Problem description> Without altering anything, output the material below.
= = =
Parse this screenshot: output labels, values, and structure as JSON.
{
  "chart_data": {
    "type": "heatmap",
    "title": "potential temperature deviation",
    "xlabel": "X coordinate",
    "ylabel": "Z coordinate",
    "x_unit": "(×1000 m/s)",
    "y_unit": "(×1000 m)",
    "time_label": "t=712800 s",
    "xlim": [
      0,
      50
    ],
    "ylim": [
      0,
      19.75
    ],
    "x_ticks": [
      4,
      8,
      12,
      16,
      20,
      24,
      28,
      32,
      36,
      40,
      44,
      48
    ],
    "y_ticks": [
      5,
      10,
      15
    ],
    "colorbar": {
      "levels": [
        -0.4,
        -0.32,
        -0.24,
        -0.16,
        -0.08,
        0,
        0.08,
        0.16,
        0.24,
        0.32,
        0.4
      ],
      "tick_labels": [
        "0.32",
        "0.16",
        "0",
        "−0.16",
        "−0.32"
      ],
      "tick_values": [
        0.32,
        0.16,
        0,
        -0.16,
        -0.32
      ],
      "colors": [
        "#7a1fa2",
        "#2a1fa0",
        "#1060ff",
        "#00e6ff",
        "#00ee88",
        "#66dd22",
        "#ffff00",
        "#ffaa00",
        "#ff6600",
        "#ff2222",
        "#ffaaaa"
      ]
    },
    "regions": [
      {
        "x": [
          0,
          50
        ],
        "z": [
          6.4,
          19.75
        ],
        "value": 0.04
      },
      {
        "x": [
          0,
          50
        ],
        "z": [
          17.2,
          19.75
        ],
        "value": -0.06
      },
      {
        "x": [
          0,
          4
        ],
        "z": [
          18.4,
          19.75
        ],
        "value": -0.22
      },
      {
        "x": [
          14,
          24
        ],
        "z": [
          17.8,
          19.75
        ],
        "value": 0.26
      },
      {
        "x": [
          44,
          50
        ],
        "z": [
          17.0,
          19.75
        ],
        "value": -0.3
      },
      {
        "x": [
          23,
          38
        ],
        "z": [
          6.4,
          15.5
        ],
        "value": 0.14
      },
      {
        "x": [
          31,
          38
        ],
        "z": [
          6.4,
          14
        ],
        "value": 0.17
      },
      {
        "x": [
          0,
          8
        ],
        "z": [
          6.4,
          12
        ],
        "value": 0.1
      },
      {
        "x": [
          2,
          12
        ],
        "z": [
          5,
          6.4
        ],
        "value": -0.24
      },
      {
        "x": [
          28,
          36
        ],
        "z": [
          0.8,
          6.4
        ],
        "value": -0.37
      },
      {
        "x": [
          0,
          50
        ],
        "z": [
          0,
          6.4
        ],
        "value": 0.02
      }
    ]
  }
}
= = =
Worked solution>
Parse this screenshot: output labels, values, and structure as JSON.
{
  "chart_data": {
    "type": "heatmap",
    "title": "potential temperature deviation",
    "xlabel": "X coordinate",
    "ylabel": "Z coordinate",
    "x_unit": "(×1000 m/s)",
    "y_unit": "(×1000 m)",
    "time_label": "t=712800 s",
    "xlim": [
      0,
      50
    ],
    "ylim": [
      0,
      19.75
    ],
    "x_ticks": [
      4,
      8,
      12,
      16,
      20,
      24,
      28,
      32,
      36,
      40,
      44,
      48
    ],
    "y_ticks": [
      5,
      10,
      15
    ],
    "colorbar": {
      "levels": [
        -0.4,
        -0.32,
        -0.24,
        -0.16,
        -0.08,
        0,
        0.08,
        0.16,
        0.24,
        0.32,
        0.4
      ],
      "tick_labels": [
        "0.32",
        "0.16",
        "0",
        "−0.16",
        "−0.32"
      ],
      "tick_values": [
        0.32,
        0.16,
        0,
        -0.16,
        -0.32
      ],
      "colors": [
        "#7a1fa2",
        "#2a1fa0",
        "#1060ff",
        "#00e6ff",
        "#00ee88",
        "#66dd22",
        "#ffff00",
        "#ffaa00",
        "#ff6600",
        "#ff2222",
        "#ffaaaa"
      ]
    },
    "regions": [
      {
        "x": [
          0,
          50
        ],
        "z": [
          6.4,
          19.75
        ],
        "value": 0.04
      },
      {
        "x": [
          0,
          50
        ],
        "z": [
          17.2,
          19.75
        ],
        "value": -0.06
      },
      {
        "x": [
          0,
          4
        ],
        "z": [
          18.4,
          19.75
        ],
        "value": -0.22
      },
      {
        "x": [
          14,
          24
        ],
        "z": [
          17.8,
          19.75
        ],
        "value": 0.26
      },
      {
        "x": [
          44,
          50
        ],
        "z": [
          17.0,
          19.75
        ],
        "value": -0.3
      },
      {
        "x": [
          23,
          38
        ],
        "z": [
          6.4,
          15.5
        ],
        "value": 0.14
      },
      {
        "x": [
          31,
          38
        ],
        "z": [
          6.4,
          14
        ],
        "value": 0.17
      },
      {
        "x": [
          0,
          8
        ],
        "z": [
          6.4,
          12
        ],
        "value": 0.1
      },
      {
        "x": [
          2,
          12
        ],
        "z": [
          5,
          6.4
        ],
        "value": -0.24
      },
      {
        "x": [
          28,
          36
        ],
        "z": [
          0.8,
          6.4
        ],
        "value": -0.37
      },
      {
        "x": [
          0,
          50
        ],
        "z": [
          0,
          6.4
        ],
        "value": 0.02
      }
    ]
  }
}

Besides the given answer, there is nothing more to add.